The task: Please give the count of lines holding the string "number" and nothing besides.

[Stored records]
↓↓↓

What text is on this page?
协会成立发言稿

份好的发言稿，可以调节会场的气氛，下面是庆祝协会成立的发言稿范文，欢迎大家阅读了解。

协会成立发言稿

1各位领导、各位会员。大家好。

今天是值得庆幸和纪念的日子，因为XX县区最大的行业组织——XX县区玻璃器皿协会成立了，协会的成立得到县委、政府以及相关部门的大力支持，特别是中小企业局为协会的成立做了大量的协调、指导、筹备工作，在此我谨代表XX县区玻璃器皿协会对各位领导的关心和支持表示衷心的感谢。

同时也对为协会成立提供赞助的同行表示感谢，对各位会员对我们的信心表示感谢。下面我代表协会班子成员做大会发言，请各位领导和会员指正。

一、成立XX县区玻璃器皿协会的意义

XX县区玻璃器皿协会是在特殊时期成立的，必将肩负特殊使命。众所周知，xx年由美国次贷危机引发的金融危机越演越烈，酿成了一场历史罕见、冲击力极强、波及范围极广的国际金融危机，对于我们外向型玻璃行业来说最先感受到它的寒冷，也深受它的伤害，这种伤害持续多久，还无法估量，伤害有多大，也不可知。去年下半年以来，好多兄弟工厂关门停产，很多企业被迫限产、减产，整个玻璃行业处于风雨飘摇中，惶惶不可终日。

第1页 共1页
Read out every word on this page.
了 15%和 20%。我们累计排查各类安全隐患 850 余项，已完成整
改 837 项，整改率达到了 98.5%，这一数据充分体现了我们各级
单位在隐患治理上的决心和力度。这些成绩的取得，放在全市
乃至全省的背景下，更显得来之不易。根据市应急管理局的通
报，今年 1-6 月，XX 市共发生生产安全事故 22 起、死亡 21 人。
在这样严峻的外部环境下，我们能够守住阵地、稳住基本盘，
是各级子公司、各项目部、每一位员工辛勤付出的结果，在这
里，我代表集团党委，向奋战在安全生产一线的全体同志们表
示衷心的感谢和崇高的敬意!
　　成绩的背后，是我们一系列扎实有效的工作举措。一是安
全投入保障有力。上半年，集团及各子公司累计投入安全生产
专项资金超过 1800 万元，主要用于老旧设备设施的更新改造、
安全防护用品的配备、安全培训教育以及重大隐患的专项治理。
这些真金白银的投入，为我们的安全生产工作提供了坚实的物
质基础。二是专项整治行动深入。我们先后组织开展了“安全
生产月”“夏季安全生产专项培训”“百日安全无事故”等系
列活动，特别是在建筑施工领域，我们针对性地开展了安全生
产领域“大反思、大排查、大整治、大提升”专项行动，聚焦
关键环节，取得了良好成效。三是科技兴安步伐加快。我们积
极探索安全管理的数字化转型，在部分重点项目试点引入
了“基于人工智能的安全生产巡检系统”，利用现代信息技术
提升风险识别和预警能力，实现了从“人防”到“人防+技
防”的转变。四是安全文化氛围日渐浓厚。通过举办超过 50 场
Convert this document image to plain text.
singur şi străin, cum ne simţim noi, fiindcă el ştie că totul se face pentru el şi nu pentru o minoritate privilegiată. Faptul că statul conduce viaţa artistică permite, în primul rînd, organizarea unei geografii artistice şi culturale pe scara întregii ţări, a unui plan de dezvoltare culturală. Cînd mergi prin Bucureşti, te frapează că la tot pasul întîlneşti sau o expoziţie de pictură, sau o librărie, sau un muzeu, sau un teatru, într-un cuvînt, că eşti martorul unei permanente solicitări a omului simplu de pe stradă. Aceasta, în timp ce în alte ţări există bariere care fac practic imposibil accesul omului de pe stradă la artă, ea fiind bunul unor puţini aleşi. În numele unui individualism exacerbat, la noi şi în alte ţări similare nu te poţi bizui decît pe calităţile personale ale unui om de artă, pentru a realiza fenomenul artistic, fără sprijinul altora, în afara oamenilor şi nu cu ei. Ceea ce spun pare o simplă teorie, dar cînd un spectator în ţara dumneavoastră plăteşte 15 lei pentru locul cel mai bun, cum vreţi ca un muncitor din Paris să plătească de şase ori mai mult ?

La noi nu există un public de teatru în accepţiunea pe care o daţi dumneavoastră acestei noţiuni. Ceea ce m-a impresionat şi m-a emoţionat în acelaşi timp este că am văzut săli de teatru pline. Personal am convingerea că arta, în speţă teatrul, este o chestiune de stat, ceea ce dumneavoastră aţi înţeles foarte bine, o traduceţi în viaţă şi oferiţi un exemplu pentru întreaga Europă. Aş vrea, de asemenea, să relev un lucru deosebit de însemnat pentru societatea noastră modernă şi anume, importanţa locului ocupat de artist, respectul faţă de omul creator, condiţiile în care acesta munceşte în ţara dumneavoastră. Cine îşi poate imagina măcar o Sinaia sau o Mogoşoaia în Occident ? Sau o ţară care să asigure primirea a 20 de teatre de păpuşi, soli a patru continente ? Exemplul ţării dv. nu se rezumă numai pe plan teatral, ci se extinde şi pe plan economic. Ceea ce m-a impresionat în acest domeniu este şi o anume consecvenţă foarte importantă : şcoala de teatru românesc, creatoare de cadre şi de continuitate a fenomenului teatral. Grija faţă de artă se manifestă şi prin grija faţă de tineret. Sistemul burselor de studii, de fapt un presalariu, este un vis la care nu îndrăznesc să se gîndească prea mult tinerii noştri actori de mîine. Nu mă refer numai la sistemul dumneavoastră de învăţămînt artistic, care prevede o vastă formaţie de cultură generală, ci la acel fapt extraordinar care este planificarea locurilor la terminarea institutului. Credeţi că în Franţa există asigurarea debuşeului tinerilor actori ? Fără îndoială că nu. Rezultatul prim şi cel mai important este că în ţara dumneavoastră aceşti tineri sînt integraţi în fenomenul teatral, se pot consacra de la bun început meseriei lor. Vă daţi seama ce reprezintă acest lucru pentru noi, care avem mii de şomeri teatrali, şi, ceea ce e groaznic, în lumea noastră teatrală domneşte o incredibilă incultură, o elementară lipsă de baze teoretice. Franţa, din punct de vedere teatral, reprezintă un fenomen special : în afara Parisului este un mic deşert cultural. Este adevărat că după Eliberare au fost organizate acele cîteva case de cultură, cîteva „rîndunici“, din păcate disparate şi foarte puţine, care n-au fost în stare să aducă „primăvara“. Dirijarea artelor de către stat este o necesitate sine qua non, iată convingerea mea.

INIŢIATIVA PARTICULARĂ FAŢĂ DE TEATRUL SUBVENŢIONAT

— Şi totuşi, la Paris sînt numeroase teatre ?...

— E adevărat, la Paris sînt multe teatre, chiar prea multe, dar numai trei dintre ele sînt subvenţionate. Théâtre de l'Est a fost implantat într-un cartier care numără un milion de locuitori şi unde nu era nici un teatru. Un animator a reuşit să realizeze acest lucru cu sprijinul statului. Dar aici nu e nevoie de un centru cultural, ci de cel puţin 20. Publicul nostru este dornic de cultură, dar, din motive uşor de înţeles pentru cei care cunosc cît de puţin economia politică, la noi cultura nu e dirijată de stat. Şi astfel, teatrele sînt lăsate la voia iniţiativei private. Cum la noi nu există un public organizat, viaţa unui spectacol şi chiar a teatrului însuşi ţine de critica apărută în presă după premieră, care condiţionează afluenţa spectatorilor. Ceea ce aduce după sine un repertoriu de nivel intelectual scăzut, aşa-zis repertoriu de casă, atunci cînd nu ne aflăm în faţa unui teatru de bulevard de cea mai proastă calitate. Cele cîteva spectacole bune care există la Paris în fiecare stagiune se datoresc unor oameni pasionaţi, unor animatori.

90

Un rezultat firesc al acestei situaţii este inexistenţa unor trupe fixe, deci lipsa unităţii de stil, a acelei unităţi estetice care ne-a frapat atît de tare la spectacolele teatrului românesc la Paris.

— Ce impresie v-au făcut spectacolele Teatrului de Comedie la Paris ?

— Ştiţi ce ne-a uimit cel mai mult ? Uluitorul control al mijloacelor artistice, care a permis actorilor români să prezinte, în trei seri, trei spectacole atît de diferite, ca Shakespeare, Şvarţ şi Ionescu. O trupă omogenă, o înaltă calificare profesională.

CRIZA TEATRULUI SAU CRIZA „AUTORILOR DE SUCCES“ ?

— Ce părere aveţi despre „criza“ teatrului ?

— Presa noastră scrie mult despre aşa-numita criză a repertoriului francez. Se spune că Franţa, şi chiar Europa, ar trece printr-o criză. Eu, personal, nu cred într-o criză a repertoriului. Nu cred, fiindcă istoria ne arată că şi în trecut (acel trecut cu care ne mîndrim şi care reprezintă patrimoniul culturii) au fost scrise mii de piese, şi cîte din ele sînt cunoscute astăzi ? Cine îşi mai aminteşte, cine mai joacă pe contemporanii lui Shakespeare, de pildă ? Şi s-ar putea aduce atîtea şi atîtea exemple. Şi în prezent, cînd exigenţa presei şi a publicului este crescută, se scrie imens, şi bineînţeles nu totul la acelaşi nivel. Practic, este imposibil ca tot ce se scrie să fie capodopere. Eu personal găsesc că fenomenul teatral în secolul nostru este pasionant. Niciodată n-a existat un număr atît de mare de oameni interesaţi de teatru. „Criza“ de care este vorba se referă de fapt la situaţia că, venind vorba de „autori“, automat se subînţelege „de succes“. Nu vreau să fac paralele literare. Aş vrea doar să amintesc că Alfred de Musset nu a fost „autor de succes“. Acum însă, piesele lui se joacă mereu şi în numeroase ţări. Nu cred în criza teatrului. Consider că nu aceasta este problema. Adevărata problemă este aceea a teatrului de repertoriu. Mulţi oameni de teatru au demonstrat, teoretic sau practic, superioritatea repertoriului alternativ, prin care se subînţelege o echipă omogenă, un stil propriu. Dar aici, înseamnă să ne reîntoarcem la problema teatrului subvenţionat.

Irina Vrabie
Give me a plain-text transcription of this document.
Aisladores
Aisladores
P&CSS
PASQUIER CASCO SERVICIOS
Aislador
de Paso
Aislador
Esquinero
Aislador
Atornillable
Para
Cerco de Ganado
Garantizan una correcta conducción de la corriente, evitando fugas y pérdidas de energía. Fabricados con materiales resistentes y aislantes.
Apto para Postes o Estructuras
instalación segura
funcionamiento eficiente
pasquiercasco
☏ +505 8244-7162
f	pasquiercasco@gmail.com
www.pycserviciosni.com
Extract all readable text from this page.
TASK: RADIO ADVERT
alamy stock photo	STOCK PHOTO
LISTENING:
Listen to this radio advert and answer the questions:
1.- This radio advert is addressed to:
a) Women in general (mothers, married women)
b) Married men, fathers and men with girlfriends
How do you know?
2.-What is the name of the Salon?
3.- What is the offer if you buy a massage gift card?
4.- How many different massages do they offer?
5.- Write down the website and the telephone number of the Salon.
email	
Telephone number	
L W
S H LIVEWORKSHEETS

↑↑↑

The reply: 2